BEGIN Data supplied

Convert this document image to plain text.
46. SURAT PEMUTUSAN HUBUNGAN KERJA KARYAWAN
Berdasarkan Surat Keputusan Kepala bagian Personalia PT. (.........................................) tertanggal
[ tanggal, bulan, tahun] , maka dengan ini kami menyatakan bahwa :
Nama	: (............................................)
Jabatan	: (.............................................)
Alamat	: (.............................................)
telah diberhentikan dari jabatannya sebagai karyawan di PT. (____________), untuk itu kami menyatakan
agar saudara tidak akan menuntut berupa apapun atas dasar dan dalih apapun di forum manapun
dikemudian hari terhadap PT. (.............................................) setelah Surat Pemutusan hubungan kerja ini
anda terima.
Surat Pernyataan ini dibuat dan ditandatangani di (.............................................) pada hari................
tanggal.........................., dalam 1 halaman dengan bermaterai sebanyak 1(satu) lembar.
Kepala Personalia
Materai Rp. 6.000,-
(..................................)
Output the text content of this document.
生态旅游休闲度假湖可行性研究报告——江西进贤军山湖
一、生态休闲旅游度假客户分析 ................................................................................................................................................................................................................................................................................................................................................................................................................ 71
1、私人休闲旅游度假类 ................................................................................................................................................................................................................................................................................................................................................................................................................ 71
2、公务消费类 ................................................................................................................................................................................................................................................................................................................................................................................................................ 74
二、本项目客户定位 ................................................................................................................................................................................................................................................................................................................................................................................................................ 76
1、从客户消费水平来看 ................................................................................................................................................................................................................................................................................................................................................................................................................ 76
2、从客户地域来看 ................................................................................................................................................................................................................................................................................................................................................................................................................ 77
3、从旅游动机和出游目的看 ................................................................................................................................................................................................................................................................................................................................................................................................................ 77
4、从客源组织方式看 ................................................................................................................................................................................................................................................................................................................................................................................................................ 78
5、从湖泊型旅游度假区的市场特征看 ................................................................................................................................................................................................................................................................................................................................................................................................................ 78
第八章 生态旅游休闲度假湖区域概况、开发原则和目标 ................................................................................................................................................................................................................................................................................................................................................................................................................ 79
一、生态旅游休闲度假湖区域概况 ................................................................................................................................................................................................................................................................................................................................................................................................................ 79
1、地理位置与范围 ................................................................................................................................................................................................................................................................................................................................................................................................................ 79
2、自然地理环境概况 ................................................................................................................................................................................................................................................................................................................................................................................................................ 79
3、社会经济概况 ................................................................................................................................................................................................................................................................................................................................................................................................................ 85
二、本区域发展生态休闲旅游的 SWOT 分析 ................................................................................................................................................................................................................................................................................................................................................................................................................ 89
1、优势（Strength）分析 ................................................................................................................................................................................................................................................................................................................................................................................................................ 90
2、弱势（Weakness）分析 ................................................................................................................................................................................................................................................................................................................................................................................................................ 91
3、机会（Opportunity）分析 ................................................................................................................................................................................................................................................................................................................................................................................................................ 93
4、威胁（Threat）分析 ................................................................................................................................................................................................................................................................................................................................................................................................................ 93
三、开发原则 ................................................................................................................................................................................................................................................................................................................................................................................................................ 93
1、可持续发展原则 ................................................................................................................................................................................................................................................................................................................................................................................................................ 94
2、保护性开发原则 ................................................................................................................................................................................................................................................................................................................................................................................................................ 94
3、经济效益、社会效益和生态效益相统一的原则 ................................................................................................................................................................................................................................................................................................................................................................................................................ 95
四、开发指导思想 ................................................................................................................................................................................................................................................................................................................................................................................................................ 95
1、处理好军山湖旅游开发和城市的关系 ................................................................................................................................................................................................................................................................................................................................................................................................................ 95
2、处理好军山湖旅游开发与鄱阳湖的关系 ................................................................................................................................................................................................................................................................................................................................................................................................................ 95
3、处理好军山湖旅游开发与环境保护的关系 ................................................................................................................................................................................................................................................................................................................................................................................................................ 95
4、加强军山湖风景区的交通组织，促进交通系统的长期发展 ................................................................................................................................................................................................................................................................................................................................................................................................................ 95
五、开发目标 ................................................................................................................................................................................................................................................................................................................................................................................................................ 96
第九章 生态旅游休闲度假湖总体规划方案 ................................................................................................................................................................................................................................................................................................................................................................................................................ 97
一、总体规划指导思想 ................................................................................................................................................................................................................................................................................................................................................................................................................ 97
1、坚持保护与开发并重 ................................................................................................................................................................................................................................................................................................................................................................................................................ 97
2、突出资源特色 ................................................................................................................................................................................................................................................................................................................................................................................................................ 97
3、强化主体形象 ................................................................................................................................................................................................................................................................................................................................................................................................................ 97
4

END Data supplied

*Exercise goal:* Each line above that includes "this" should be shown.

*The output:*
Convert this document image to plain text.
Output the text content of this document.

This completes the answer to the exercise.